[start of Given data]

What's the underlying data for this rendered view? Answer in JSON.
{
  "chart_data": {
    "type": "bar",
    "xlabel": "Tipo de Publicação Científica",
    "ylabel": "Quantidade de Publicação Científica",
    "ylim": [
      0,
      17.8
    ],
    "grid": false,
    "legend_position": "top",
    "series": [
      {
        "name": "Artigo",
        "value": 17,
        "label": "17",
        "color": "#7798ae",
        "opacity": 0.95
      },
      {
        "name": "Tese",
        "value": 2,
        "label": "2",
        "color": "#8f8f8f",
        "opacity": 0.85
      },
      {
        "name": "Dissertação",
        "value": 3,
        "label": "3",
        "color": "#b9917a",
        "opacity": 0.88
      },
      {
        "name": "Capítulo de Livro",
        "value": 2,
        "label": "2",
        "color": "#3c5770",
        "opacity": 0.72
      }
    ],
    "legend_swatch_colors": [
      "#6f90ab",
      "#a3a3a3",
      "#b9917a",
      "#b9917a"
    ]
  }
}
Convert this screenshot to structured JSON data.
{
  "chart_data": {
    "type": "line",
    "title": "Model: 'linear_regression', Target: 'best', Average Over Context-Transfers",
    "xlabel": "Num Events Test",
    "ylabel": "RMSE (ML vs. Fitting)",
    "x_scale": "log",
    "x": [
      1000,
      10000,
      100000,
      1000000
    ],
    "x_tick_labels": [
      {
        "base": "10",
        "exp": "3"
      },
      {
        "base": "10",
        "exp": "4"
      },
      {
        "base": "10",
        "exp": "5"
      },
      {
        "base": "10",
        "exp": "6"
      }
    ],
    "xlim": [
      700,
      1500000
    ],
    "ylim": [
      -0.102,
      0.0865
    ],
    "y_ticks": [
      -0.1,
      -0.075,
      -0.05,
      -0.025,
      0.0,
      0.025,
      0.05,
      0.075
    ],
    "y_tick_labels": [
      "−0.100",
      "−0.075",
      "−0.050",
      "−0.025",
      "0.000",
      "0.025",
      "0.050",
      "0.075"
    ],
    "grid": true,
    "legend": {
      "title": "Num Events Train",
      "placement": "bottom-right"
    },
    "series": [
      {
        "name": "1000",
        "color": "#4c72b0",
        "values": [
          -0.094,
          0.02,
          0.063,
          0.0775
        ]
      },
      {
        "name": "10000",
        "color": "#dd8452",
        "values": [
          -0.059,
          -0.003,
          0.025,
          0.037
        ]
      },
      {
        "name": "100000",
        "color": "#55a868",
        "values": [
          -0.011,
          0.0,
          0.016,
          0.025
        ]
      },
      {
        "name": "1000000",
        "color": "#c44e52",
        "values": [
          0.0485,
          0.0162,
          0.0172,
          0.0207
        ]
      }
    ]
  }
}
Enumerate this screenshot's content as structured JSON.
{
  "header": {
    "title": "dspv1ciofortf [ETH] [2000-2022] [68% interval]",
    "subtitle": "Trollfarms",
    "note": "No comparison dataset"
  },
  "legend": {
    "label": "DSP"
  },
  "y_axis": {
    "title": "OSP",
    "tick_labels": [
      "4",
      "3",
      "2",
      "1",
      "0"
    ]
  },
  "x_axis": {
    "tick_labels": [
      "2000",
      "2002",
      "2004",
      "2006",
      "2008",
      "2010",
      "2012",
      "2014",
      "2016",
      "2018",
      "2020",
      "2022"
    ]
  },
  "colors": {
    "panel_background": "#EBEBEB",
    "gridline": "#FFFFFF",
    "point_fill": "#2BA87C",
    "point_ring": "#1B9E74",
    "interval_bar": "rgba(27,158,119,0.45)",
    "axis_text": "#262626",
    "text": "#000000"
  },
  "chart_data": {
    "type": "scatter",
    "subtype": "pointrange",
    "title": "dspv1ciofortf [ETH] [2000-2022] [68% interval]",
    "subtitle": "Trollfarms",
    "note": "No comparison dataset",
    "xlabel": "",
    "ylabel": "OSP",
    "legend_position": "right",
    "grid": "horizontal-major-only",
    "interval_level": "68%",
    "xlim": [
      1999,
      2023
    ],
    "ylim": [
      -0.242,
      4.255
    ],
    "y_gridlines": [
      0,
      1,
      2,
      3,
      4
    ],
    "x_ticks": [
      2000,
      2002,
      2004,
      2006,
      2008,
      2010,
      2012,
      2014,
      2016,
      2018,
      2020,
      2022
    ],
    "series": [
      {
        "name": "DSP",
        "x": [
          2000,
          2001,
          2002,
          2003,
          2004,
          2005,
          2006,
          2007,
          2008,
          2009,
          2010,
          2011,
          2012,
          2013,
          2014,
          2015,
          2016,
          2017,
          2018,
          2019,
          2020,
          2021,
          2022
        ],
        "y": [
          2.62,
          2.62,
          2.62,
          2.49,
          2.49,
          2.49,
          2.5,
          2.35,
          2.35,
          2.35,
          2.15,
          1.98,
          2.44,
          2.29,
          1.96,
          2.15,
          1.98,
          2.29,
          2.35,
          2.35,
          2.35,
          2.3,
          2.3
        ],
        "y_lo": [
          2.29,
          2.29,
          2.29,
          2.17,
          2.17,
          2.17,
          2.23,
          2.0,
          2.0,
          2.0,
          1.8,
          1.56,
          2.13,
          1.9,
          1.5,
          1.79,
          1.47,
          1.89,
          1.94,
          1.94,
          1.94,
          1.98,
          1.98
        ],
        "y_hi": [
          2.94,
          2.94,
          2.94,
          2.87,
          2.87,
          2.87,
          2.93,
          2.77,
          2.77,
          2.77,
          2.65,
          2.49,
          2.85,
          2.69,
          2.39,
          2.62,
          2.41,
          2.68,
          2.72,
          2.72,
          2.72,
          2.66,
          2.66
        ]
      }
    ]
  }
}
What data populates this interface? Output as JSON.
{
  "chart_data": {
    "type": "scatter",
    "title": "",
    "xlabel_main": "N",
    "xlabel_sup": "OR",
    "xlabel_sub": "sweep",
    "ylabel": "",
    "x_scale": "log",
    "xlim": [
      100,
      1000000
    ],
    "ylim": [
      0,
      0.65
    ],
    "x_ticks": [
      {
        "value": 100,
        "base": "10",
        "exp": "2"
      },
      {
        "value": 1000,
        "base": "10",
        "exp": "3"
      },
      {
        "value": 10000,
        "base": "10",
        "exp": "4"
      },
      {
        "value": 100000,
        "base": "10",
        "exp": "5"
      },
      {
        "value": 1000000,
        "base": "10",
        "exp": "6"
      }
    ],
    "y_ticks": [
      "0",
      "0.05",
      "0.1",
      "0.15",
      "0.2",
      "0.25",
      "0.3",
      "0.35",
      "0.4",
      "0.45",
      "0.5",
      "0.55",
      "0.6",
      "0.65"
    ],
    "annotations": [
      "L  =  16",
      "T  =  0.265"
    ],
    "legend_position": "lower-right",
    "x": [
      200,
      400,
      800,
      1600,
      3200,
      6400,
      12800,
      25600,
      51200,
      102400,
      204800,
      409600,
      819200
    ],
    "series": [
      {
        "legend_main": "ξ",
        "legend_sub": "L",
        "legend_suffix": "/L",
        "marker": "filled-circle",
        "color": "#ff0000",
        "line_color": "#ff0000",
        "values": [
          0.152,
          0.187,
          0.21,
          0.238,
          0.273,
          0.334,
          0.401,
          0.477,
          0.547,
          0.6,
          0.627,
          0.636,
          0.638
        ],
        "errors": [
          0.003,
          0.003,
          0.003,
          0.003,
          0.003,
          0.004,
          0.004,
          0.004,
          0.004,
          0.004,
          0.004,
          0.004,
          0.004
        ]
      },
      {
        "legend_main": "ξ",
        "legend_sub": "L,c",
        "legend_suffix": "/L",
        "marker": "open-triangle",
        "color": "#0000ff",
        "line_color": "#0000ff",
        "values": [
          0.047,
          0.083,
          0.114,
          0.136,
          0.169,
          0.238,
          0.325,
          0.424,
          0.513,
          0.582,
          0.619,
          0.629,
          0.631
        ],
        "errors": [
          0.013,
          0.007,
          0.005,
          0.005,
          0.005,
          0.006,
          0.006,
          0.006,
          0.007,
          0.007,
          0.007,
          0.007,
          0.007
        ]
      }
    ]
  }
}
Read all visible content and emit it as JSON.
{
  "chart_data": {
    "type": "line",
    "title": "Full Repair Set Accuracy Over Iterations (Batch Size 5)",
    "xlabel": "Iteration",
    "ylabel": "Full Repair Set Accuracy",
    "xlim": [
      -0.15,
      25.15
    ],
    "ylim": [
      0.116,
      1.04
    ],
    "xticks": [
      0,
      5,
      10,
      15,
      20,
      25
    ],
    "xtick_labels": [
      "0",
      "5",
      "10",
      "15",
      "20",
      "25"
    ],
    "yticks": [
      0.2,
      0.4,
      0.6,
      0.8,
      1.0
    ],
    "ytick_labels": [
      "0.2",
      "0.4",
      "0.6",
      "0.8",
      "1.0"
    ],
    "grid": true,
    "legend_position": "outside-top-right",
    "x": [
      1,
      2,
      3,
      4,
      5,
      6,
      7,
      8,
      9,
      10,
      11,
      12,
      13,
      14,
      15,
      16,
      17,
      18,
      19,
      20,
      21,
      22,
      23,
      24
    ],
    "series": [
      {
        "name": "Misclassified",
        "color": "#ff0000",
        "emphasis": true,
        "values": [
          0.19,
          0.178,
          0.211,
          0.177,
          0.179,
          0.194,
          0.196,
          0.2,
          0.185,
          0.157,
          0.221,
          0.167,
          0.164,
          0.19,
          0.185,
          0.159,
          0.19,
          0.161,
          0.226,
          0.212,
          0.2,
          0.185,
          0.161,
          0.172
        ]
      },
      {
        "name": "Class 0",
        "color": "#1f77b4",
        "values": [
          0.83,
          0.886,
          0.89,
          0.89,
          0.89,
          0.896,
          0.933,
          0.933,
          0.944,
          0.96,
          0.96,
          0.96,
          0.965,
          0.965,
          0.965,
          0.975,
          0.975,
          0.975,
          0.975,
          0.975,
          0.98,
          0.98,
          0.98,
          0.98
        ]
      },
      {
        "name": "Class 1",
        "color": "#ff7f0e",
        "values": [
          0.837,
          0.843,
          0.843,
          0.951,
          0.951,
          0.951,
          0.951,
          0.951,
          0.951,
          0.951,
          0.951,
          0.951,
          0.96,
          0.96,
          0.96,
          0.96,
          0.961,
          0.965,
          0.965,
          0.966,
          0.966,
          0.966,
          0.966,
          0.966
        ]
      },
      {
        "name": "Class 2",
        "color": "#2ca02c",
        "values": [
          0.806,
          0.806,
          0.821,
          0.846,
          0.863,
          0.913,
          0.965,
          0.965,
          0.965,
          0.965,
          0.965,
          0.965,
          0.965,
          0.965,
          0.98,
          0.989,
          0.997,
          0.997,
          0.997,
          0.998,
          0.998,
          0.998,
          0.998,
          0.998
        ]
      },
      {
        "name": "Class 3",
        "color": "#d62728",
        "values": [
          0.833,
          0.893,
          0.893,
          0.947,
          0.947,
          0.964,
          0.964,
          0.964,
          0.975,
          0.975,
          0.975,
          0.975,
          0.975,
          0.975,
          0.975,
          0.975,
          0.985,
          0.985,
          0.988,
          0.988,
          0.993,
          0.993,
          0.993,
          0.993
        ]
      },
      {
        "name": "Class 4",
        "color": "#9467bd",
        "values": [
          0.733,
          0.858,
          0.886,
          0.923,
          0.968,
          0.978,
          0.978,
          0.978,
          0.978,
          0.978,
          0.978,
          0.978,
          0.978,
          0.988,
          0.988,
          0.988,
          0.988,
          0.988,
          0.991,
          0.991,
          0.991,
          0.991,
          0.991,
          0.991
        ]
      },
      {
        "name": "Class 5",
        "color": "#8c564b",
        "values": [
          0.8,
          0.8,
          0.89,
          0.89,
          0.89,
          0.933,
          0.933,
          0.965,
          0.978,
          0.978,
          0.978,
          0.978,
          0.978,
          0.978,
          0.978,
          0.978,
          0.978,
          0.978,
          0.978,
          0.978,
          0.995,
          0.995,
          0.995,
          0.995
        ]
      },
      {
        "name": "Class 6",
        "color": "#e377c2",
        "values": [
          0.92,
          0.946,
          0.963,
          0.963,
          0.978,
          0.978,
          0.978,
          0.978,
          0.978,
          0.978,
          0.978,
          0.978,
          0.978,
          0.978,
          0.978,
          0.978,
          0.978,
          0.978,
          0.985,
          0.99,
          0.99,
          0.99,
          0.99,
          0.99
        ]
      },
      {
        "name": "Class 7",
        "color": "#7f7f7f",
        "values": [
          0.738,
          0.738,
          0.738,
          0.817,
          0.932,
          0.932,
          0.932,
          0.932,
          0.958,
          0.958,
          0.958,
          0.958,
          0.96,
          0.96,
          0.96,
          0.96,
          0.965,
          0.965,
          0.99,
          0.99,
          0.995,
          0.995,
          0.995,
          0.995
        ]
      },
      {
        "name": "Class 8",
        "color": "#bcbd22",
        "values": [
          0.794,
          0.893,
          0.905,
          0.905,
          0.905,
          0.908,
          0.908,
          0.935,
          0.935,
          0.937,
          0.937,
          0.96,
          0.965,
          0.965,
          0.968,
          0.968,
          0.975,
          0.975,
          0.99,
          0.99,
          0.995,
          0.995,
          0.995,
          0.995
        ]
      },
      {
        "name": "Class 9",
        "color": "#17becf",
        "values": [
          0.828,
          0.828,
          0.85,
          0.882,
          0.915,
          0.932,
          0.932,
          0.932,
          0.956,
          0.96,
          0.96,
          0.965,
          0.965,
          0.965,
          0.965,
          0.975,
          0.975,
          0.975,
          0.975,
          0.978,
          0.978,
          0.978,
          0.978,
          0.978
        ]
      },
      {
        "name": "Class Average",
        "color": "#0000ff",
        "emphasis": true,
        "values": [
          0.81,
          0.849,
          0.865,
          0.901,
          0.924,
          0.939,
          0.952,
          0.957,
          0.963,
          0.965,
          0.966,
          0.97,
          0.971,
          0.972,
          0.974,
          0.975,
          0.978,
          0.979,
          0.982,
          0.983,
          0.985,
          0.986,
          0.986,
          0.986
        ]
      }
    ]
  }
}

[end of Given data]

Short problem » Every line above that contains the word "screenshot" should be reported.

Answer in full »
Convert this screenshot to structured JSON data.
Enumerate this screenshot's content as structured JSON.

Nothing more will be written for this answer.